Restate the data below word for word. Skip any images it contains.

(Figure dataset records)

——————————

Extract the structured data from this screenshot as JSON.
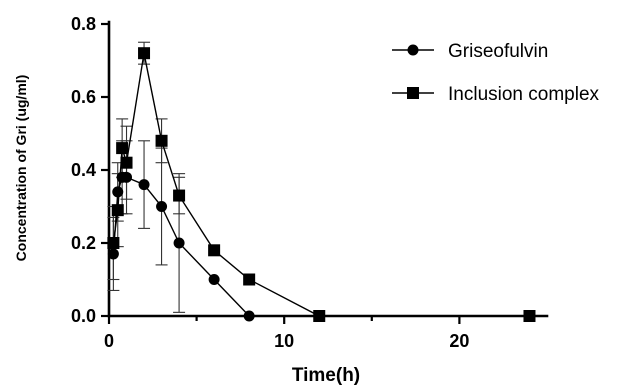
{
  "chart_data": {
    "type": "line",
    "title": "",
    "xlabel": "Time(h)",
    "ylabel": "Concentration of Gri (ug/ml)",
    "xlim": [
      0,
      25
    ],
    "ylim": [
      0,
      0.8
    ],
    "x_ticks": [
      0,
      10,
      20
    ],
    "x_tick_labels": [
      "0",
      "10",
      "20"
    ],
    "y_ticks": [
      0,
      0.2,
      0.4,
      0.6,
      0.8
    ],
    "y_tick_labels": [
      "0.0",
      "0.2",
      "0.4",
      "0.6",
      "0.8"
    ],
    "grid": false,
    "legend": "top-right",
    "series": [
      {
        "name": "Griseofulvin",
        "marker": "circle",
        "color": "#000000",
        "x": [
          0.25,
          0.5,
          0.75,
          1,
          2,
          3,
          4,
          6,
          8
        ],
        "y": [
          0.17,
          0.34,
          0.38,
          0.38,
          0.36,
          0.3,
          0.2,
          0.1,
          0.0
        ],
        "err": [
          0.1,
          0.08,
          0.1,
          0.1,
          0.12,
          0.16,
          0.19,
          0,
          0
        ]
      },
      {
        "name": "Inclusion complex",
        "marker": "square",
        "color": "#000000",
        "x": [
          0.25,
          0.5,
          0.75,
          1,
          2,
          3,
          4,
          6,
          8,
          12,
          24
        ],
        "y": [
          0.2,
          0.29,
          0.46,
          0.42,
          0.72,
          0.48,
          0.33,
          0.18,
          0.1,
          0.0,
          0.0
        ],
        "err": [
          0.1,
          0.1,
          0.08,
          0.1,
          0.03,
          0.06,
          0.05,
          0,
          0,
          0,
          0
        ]
      }
    ]
  }
}
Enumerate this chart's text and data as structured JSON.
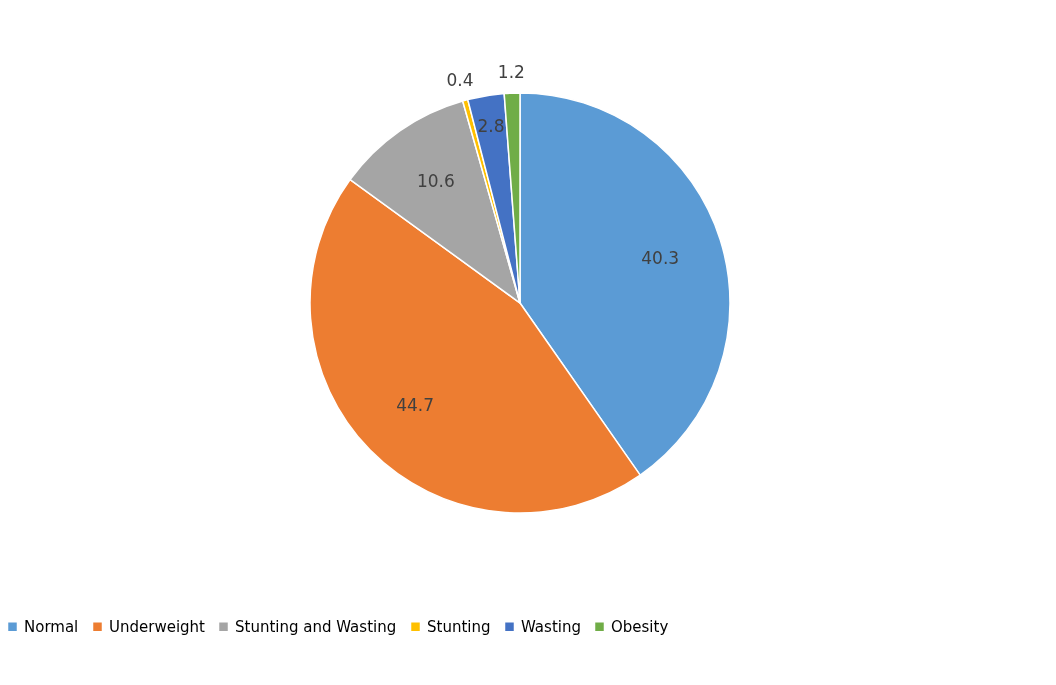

——————————

RESULT FOR THIS EXERCISE:
Extract the structured data from this screenshot as JSON.
{
  "chart_data": {
    "type": "line",
    "title": "",
    "xlabel": "Time(h)",
    "ylabel": "Concentration of Gri (ug/ml)",
    "xlim": [
      0,
      25
    ],
    "ylim": [
      0,
      0.8
    ],
    "x_ticks": [
      0,
      10,
      20
    ],
    "x_tick_labels": [
      "0",
      "10",
      "20"
    ],
    "y_ticks": [
      0,
      0.2,
      0.4,
      0.6,
      0.8
    ],
    "y_tick_labels": [
      "0.0",
      "0.2",
      "0.4",
      "0.6",
      "0.8"
    ],
    "grid": false,
    "legend": "top-right",
    "series": [
      {
        "name": "Griseofulvin",
        "marker": "circle",
        "color": "#000000",
        "x": [
          0.25,
          0.5,
          0.75,
          1,
          2,
          3,
          4,
          6,
          8
        ],
        "y": [
          0.17,
          0.34,
          0.38,
          0.38,
          0.36,
          0.3,
          0.2,
          0.1,
          0.0
        ],
        "err": [
          0.1,
          0.08,
          0.1,
          0.1,
          0.12,
          0.16,
          0.19,
          0,
          0
        ]
      },
      {
        "name": "Inclusion complex",
        "marker": "square",
        "color": "#000000",
        "x": [
          0.25,
          0.5,
          0.75,
          1,
          2,
          3,
          4,
          6,
          8,
          12,
          24
        ],
        "y": [
          0.2,
          0.29,
          0.46,
          0.42,
          0.72,
          0.48,
          0.33,
          0.18,
          0.1,
          0.0,
          0.0
        ],
        "err": [
          0.1,
          0.1,
          0.08,
          0.1,
          0.03,
          0.06,
          0.05,
          0,
          0,
          0,
          0
        ]
      }
    ]
  }
}
Enumerate this chart's text and data as structured JSON.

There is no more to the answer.